TASK TO COMPLETE
Write the next part of the Tank007 E09 flashlight review, picking up right after its final sentence.

SOURCE PASSAGE

# Tank007 E09 the famous budget light review - for submission in the Reviews forum



## njet212 (Oct 9, 2013)

​
Tank007 E09 is quite famous around flashlight enthusiasts because it's so cheap, good anodized and build like a tank??  
I really like single AAA flashlight because it is relatively small, compact and easy to carry. Even i have much more powerful lights such as single CR123 or single 18650 ( which i don't carry often because of the size ) i could say single AAA light is always with me 24/7 because i attached it on my keychain and you can forgot that you have it with you. Let start the fun shall we ?


*SPECIFICATION 
*
Taken from Tank007 Website






*PACKAGING AND CONTENT
*









Comes in tin box / gift box style, packaging is really easy to open ( compared with blister packaging which i really hate because it's quite messy to open ). Inside the packaging you got 1 x E09, Spare O-Ring, Split Ring. No battery and manual included.


*BUILD QUALITY AND DESIGN
*





Because the Tank007 E09 ( E09 ) is keychain light, i will highlight the stock split because it's really important on key chain light set-up. I think stock split ring is way too fragile and thin. As you can see above left one is stock E09 split ring and on the right side US made split ring which looks more thick and strong. 






Above is stock split ring on Picollo Titanium, even that thick split ring begin to broke, I would not recommend to use stock split ring if you don't have lost your E09.






Even E09 is budget light, but i'm really amazed how good the finishing and feel on my hand. Also has thick body compared with similar lights, i feel also the anodized is quite good and feel strong. It is not feel that slippery even with out knurling on the battery tube area, it has knurling on the head. Mostly with twisty light, i will only hold at the head area so this is really good design for me. Knurling i would say medium traction.






There is anti-roll design on head area, on the tail there is 2 holes for split ring. 






The problem with twisty head which has UI loosened to off is the head will loosened it self time to time, in fact i had lost my Preon Revo head few years ago. Tank solve this problem by designing much more deeper thread on E09 ( as you can see on above picture from left to right: Sunway R02A - Olight i3S - Tank007 E09 ). Thread also feel really smooth and comes with pre-lubed thread :thumbsup:











E09 use Cree XPE R3 with light orange peel reflector. On my sample LED is nicely centered. There is also TANK007 clear marking on the positive pole.

RECORD LIST
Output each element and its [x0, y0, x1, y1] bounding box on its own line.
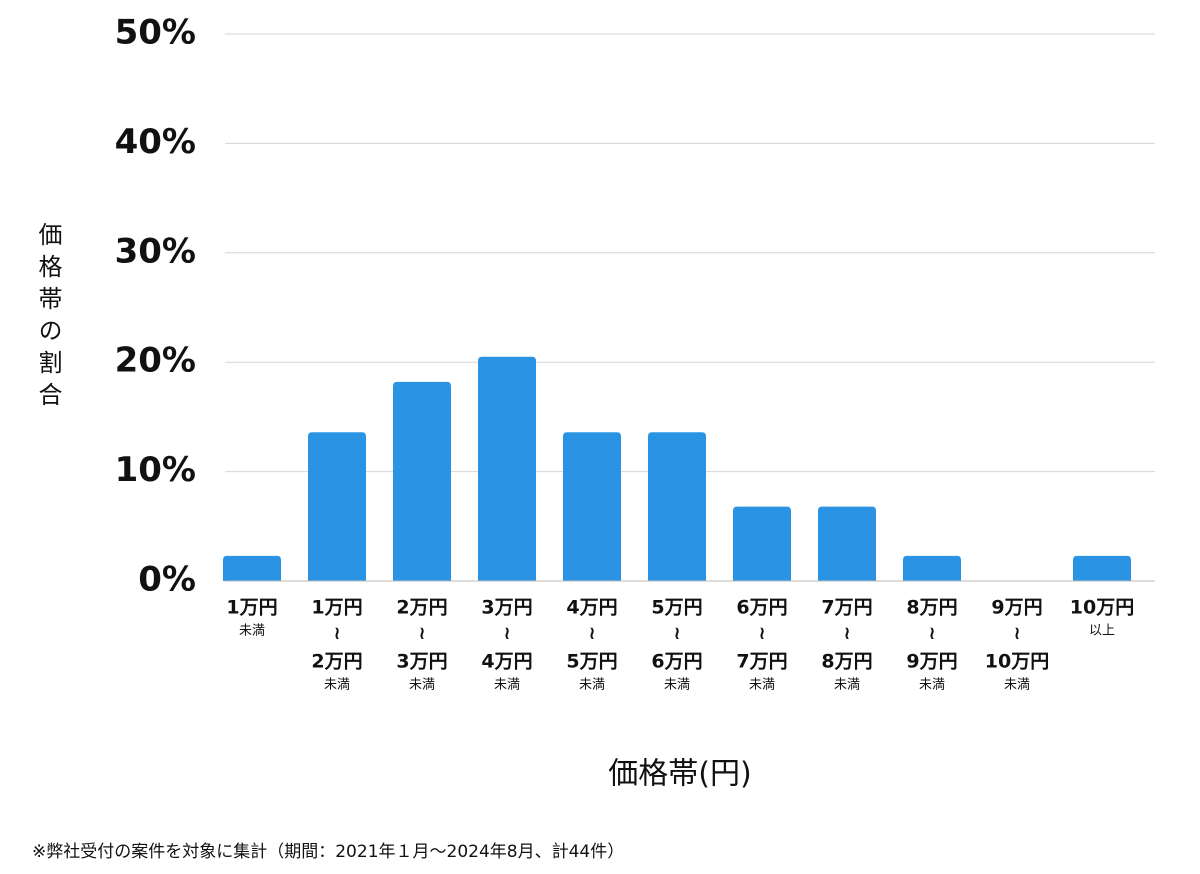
x-axis-label: 価格帯(円)	[608, 757, 751, 792]
x-tick-label: ≀	[844, 623, 851, 644]
x-tick-label: 未満	[834, 678, 860, 693]
x-tick-label: 10万円	[985, 651, 1049, 673]
x-tick-label: ≀	[674, 623, 681, 644]
x-tick-label: 未満	[409, 678, 435, 693]
bar	[648, 432, 706, 581]
x-tick-label: ≀	[759, 623, 766, 644]
x-tick-label: 5万円	[566, 651, 617, 673]
x-tick-label: ≀	[929, 623, 936, 644]
bar	[733, 506, 791, 581]
x-tick-label: 8万円	[821, 651, 872, 673]
x-tick-label: 6万円	[736, 597, 787, 619]
x-tick-label: 未満	[664, 678, 690, 693]
x-tick-label: 9万円	[906, 651, 957, 673]
x-tick-label: 3万円	[396, 651, 447, 673]
y-tick-label: 0%	[138, 560, 196, 600]
x-tick-label: 4万円	[481, 651, 532, 673]
y-tick-label: 30%	[115, 231, 196, 271]
footnote: ※弊社受付の案件を対象に集計（期間：2021年１月〜2024年8月、計44件）	[32, 842, 624, 862]
x-tick-label: 未満	[239, 624, 265, 639]
x-tick-label: 未満	[324, 678, 350, 693]
y-axis-label: 価格帯の割合	[34, 222, 62, 414]
x-tick-label: 1万円	[226, 597, 277, 619]
x-tick-label: 2万円	[311, 651, 362, 673]
x-tick-label: ≀	[589, 623, 596, 644]
x-tick-label: 未満	[1004, 678, 1030, 693]
x-tick-label: 5万円	[651, 597, 702, 619]
x-tick-label: 7万円	[736, 651, 787, 673]
x-tick-label: 未満	[919, 678, 945, 693]
y-tick-label: 20%	[115, 341, 196, 381]
x-tick-label: 未満	[494, 678, 520, 693]
x-tick-label: 未満	[579, 678, 605, 693]
x-tick-label: ≀	[1014, 623, 1021, 644]
x-tick-label: 4万円	[566, 597, 617, 619]
x-tick-label: 10万円	[1070, 597, 1134, 619]
x-tick-label: 8万円	[906, 597, 957, 619]
x-tick-label: 6万円	[651, 651, 702, 673]
x-tick-label: ≀	[504, 623, 511, 644]
x-tick-label: 以上	[1089, 624, 1115, 639]
bar	[563, 432, 621, 581]
x-tick-label: 3万円	[481, 597, 532, 619]
bar	[818, 506, 876, 581]
x-tick-label: 1万円	[311, 597, 362, 619]
x-tick-label: 7万円	[821, 597, 872, 619]
x-tick-label: 9万円	[991, 597, 1042, 619]
bar	[308, 432, 366, 581]
bar	[1073, 555, 1131, 581]
y-tick-label: 40%	[115, 122, 196, 162]
x-tick-label: 2万円	[396, 597, 447, 619]
y-tick-label: 10%	[115, 450, 196, 490]
bar	[903, 555, 961, 581]
bar	[393, 381, 451, 581]
x-tick-label: 未満	[749, 678, 775, 693]
y-tick-label: 50%	[115, 13, 196, 53]
x-tick-label: ≀	[334, 623, 341, 644]
bar	[478, 356, 536, 581]
x-tick-label: ≀	[419, 623, 426, 644]
bar	[223, 555, 281, 581]
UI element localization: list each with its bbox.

OUTPUT BELOW
Because it has flat tail, it could easily tail stand even on non-flat surface :thumbsup:



*BATTERY
*









It's support Alkaline, Nimh and Li-Ion 10440. One of idea behind single AAA light design is easy to get battery, so AAA light which stated with 10440 is only for wow factor and for fun only ( to impress the other ). I would not recommend using 10440 because it has shorter run time, too much heat compared with Alkaline and Nimh.


*SIZE
*




*Left to Right: *Eneloop AAA - Maratac AAA Q5 (1st Gen) - Picollo Titanium - Olight i3S - Tank007 E09 - Sunwayman R02A - Inova XS - Preon 1 Titanium XPG










Size is quite standard for single AAA light, it is not the shortest or longest one. Feels quite good on hand ( thanks to good matte anodized ). Thing to consider for you which has big hand, it might not feel comfortable on your hand because of it's size.


*USER INTERFACE, BEAM SHOT & RUNTIME* 

E09 has 3 mode, the arrangement is High - Medium - Low no Strobe or SOS mode. It has last use memory mode, which means it always on at last mode do you use. For me i don't like this memory mode feature, quite annoying. I would prefer without memory mode because i will always know at which mode my light will on.

From off position, to turn on the flashlight just rotate the head clock wise till it's on. Sometimes i need to loosened - tightened the head because it's just won't on.

From on position, to change the mode loosed-tightened the head till you get your desired mode.

To turn off the flashlight, rotate the head counter clockwise.


















On wall shot we could see that E09 and Inova XS has tight hot spot compared with the Sunwayman R02A and Olight i3S ( both using XP-G2 ). Beam on E09 is not perfectly round, beams has flower pattern alike. But I'm sorry i can't capture it with my camera.





















**) there is mistake on Sunwayman R02 distance, should be 4 meters instead of 175 meters*





Beam shot is done with fresh sanyo Eneloop 800 mAh. The beam for Inova XS on 4 meters beam shot looks brighter, more focus and less side spill compared with E09 ( even it has less lumen than E09 ). E09 producing same lumen both on Nimh and Alkaline.










Run time performance on high mode both alkaline and Nimh is quite similiar, Nimh has 1 min more runtime. On medium mode, is quite interesting. Alkaline has better runtime compared with Nimh and it's also producing higher lumen. 

The idea of AAA light design is easy to get power source ( alkaline ) it's make sense that this light is optimized for alkaline and generally the most use mode is medium, Tank007 optimized the regulation on medium mode.













**) ABC Biru Putih means Blue and White ABC it's local brand of Alkaline battery
*
Compared with similar lights ( on Max mode and use Nimh ) E09 has the shortest runtime and Inova XS has the longest runtime on Nimh. On Alkaline ( max mode ) Tank007 also has the shortest runtime and Inova XS has the longet runtime.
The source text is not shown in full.